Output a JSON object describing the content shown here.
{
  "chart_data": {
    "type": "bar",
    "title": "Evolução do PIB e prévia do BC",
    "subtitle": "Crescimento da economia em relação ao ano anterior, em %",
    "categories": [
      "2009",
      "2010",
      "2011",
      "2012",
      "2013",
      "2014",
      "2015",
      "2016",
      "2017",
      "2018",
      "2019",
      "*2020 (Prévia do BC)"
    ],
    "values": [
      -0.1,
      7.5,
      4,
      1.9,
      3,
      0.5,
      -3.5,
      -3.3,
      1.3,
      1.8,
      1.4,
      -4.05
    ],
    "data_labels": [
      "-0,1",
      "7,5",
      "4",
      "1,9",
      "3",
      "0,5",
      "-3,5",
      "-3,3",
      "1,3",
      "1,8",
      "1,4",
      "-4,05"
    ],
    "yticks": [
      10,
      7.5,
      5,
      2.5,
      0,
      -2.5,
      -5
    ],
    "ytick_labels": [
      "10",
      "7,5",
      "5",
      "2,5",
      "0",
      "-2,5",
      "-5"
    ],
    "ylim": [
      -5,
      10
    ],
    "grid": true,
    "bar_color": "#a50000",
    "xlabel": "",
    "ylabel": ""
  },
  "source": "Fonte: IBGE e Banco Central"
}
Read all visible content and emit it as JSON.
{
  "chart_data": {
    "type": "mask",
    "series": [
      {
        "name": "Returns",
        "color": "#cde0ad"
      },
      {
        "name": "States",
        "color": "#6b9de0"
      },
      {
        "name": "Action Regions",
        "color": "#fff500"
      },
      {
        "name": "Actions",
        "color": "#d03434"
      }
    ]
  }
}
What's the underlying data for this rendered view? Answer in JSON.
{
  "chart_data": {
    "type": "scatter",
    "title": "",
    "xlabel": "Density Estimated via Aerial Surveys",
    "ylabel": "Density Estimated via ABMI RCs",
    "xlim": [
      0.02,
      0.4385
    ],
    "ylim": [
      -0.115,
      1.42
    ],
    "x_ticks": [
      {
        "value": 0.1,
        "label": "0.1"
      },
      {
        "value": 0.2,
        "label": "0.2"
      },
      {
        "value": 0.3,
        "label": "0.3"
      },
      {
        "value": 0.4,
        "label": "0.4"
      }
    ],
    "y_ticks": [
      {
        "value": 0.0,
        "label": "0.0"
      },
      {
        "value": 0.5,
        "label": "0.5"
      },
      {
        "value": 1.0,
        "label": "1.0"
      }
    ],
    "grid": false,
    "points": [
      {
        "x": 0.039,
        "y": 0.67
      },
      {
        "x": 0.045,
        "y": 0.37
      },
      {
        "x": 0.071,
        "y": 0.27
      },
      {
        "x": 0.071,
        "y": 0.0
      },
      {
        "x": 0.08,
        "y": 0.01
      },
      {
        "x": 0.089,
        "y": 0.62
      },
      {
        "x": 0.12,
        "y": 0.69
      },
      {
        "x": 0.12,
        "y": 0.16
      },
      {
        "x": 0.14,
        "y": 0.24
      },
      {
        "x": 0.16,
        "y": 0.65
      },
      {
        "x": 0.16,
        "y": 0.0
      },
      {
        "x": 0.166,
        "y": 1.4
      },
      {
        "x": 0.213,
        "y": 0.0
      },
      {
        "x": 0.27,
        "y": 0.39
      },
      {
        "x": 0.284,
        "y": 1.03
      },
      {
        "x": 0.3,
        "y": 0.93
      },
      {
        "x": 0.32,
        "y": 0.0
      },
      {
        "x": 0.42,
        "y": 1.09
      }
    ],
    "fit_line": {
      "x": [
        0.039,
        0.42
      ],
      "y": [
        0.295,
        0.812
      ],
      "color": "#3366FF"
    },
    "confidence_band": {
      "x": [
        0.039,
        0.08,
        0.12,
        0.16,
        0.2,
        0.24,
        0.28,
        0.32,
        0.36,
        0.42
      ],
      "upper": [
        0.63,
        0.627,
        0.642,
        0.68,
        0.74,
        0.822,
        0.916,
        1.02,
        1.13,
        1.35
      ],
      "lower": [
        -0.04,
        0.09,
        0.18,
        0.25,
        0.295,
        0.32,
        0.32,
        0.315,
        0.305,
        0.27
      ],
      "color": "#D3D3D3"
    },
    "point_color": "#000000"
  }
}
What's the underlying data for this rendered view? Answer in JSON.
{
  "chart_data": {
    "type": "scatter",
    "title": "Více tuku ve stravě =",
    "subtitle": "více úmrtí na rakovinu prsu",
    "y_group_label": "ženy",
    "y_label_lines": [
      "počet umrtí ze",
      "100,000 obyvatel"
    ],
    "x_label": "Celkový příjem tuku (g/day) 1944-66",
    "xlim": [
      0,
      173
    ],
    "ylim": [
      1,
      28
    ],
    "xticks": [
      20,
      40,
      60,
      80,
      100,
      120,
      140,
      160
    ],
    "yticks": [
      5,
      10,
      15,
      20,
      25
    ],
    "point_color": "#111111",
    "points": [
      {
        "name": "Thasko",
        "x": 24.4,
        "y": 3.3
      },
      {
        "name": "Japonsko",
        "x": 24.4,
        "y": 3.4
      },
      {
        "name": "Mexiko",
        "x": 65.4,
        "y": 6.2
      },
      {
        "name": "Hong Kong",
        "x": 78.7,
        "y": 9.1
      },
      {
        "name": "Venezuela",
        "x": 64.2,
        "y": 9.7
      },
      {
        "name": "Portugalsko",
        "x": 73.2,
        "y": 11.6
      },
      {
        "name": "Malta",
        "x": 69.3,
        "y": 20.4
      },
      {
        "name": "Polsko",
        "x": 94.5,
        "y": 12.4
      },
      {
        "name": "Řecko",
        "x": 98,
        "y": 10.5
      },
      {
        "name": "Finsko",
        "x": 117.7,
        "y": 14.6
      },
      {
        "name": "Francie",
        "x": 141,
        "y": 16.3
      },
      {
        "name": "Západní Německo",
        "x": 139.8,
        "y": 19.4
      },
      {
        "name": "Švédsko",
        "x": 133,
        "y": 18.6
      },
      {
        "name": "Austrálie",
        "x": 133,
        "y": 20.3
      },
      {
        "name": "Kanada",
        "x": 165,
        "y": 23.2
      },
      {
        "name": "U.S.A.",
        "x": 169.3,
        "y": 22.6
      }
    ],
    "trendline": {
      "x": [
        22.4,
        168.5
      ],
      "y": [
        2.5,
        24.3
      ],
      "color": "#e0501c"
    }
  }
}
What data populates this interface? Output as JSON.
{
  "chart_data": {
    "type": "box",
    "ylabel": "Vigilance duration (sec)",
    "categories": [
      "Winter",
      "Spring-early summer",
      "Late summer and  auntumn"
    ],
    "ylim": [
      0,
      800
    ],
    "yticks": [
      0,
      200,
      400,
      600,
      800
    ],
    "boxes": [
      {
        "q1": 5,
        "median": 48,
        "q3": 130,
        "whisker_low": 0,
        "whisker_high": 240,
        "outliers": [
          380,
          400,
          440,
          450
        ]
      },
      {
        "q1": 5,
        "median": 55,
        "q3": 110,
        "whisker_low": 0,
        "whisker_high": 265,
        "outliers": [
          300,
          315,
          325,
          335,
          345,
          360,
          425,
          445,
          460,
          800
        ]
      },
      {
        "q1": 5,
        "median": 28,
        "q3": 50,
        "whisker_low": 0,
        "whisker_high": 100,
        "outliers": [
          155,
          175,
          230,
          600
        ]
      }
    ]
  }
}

Work to complete:
Write the data back out verbatim.

Written response:
Output a JSON object describing the content shown here.
{
  "chart_data": {
    "type": "bar",
    "title": "Evolução do PIB e prévia do BC",
    "subtitle": "Crescimento da economia em relação ao ano anterior, em %",
    "categories": [
      "2009",
      "2010",
      "2011",
      "2012",
      "2013",
      "2014",
      "2015",
      "2016",
      "2017",
      "2018",
      "2019",
      "*2020 (Prévia do BC)"
    ],
    "values": [
      -0.1,
      7.5,
      4,
      1.9,
      3,
      0.5,
      -3.5,
      -3.3,
      1.3,
      1.8,
      1.4,
      -4.05
    ],
    "data_labels": [
      "-0,1",
      "7,5",
      "4",
      "1,9",
      "3",
      "0,5",
      "-3,5",
      "-3,3",
      "1,3",
      "1,8",
      "1,4",
      "-4,05"
    ],
    "yticks": [
      10,
      7.5,
      5,
      2.5,
      0,
      -2.5,
      -5
    ],
    "ytick_labels": [
      "10",
      "7,5",
      "5",
      "2,5",
      "0",
      "-2,5",
      "-5"
    ],
    "ylim": [
      -5,
      10
    ],
    "grid": true,
    "bar_color": "#a50000",
    "xlabel": "",
    "ylabel": ""
  },
  "source": "Fonte: IBGE e Banco Central"
}
Read all visible content and emit it as JSON.
{
  "chart_data": {
    "type": "mask",
    "series": [
      {
        "name": "Returns",
        "color": "#cde0ad"
      },
      {
        "name": "States",
        "color": "#6b9de0"
      },
      {
        "name": "Action Regions",
        "color": "#fff500"
      },
      {
        "name": "Actions",
        "color": "#d03434"
      }
    ]
  }
}
What's the underlying data for this rendered view? Answer in JSON.
{
  "chart_data": {
    "type": "scatter",
    "title": "",
    "xlabel": "Density Estimated via Aerial Surveys",
    "ylabel": "Density Estimated via ABMI RCs",
    "xlim": [
      0.02,
      0.4385
    ],
    "ylim": [
      -0.115,
      1.42
    ],
    "x_ticks": [
      {
        "value": 0.1,
        "label": "0.1"
      },
      {
        "value": 0.2,
        "label": "0.2"
      },
      {
        "value": 0.3,
        "label": "0.3"
      },
      {
        "value": 0.4,
        "label": "0.4"
      }
    ],
    "y_ticks": [
      {
        "value": 0.0,
        "label": "0.0"
      },
      {
        "value": 0.5,
        "label": "0.5"
      },
      {
        "value": 1.0,
        "label": "1.0"
      }
    ],
    "grid": false,
    "points": [
      {
        "x": 0.039,
        "y": 0.67
      },
      {
        "x": 0.045,
        "y": 0.37
      },
      {
        "x": 0.071,
        "y": 0.27
      },
      {
        "x": 0.071,
        "y": 0.0
      },
      {
        "x": 0.08,
        "y": 0.01
      },
      {
        "x": 0.089,
        "y": 0.62
      },
      {
        "x": 0.12,
        "y": 0.69
      },
      {
        "x": 0.12,
        "y": 0.16
      },
      {
        "x": 0.14,
        "y": 0.24
      },
      {
        "x": 0.16,
        "y": 0.65
      },
      {
        "x": 0.16,
        "y": 0.0
      },
      {
        "x": 0.166,
        "y": 1.4
      },
      {
        "x": 0.213,
        "y": 0.0
      },
      {
        "x": 0.27,
        "y": 0.39
      },
      {
        "x": 0.284,
        "y": 1.03
      },
      {
        "x": 0.3,
        "y": 0.93
      },
      {
        "x": 0.32,
        "y": 0.0
      },
      {
        "x": 0.42,
        "y": 1.09
      }
    ],
    "fit_line": {
      "x": [
        0.039,
        0.42
      ],
      "y": [
        0.295,
        0.812
      ],
      "color": "#3366FF"
    },
    "confidence_band": {
      "x": [
        0.039,
        0.08,
        0.12,
        0.16,
        0.2,
        0.24,
        0.28,
        0.32,
        0.36,
        0.42
      ],
      "upper": [
        0.63,
        0.627,
        0.642,
        0.68,
        0.74,
        0.822,
        0.916,
        1.02,
        1.13,
        1.35
      ],
      "lower": [
        -0.04,
        0.09,
        0.18,
        0.25,
        0.295,
        0.32,
        0.32,
        0.315,
        0.305,
        0.27
      ],
      "color": "#D3D3D3"
    },
    "point_color": "#000000"
  }
}
What's the underlying data for this rendered view? Answer in JSON.
{
  "chart_data": {
    "type": "scatter",
    "title": "Více tuku ve stravě =",
    "subtitle": "více úmrtí na rakovinu prsu",
    "y_group_label": "ženy",
    "y_label_lines": [
      "počet umrtí ze",
      "100,000 obyvatel"
    ],
    "x_label": "Celkový příjem tuku (g/day) 1944-66",
    "xlim": [
      0,
      173
    ],
    "ylim": [
      1,
      28
    ],
    "xticks": [
      20,
      40,
      60,
      80,
      100,
      120,
      140,
      160
    ],
    "yticks": [
      5,
      10,
      15,
      20,
      25
    ],
    "point_color": "#111111",
    "points": [
      {
        "name": "Thasko",
        "x": 24.4,
        "y": 3.3
      },
      {
        "name": "Japonsko",
        "x": 24.4,
        "y": 3.4
      },
      {
        "name": "Mexiko",
        "x": 65.4,
        "y": 6.2
      },
      {
        "name": "Hong Kong",
        "x": 78.7,
        "y": 9.1
      },
      {
        "name": "Venezuela",
        "x": 64.2,
        "y": 9.7
      },
      {
        "name": "Portugalsko",
        "x": 73.2,
        "y": 11.6
      },
      {
        "name": "Malta",
        "x": 69.3,
        "y": 20.4
      },
      {
        "name": "Polsko",
        "x": 94.5,
        "y": 12.4
      },
      {
        "name": "Řecko",
        "x": 98,
        "y": 10.5
      },
      {
        "name": "Finsko",
        "x": 117.7,
        "y": 14.6
      },
      {
        "name": "Francie",
        "x": 141,
        "y": 16.3
      },
      {
        "name": "Západní Německo",
        "x": 139.8,
        "y": 19.4
      },
      {
        "name": "Švédsko",
        "x": 133,
        "y": 18.6
      },
      {
        "name": "Austrálie",
        "x": 133,
        "y": 20.3
      },
      {
        "name": "Kanada",
        "x": 165,
        "y": 23.2
      },
      {
        "name": "U.S.A.",
        "x": 169.3,
        "y": 22.6
      }
    ],
    "trendline": {
      "x": [
        22.4,
        168.5
      ],
      "y": [
        2.5,
        24.3
      ],
      "color": "#e0501c"
    }
  }
}
What data populates this interface? Output as JSON.
{
  "chart_data": {
    "type": "box",
    "ylabel": "Vigilance duration (sec)",
    "categories": [
      "Winter",
      "Spring-early summer",
      "Late summer and  auntumn"
    ],
    "ylim": [
      0,
      800
    ],
    "yticks": [
      0,
      200,
      400,
      600,
      800
    ],
    "boxes": [
      {
        "q1": 5,
        "median": 48,
        "q3": 130,
        "whisker_low": 0,
        "whisker_high": 240,
        "outliers": [
          380,
          400,
          440,
          450
        ]
      },
      {
        "q1": 5,
        "median": 55,
        "q3": 110,
        "whisker_low": 0,
        "whisker_high": 265,
        "outliers": [
          300,
          315,
          325,
          335,
          345,
          360,
          425,
          445,
          460,
          800
        ]
      },
      {
        "q1": 5,
        "median": 28,
        "q3": 50,
        "whisker_low": 0,
        "whisker_high": 100,
        "outliers": [
          155,
          175,
          230,
          600
        ]
      }
    ]
  }
}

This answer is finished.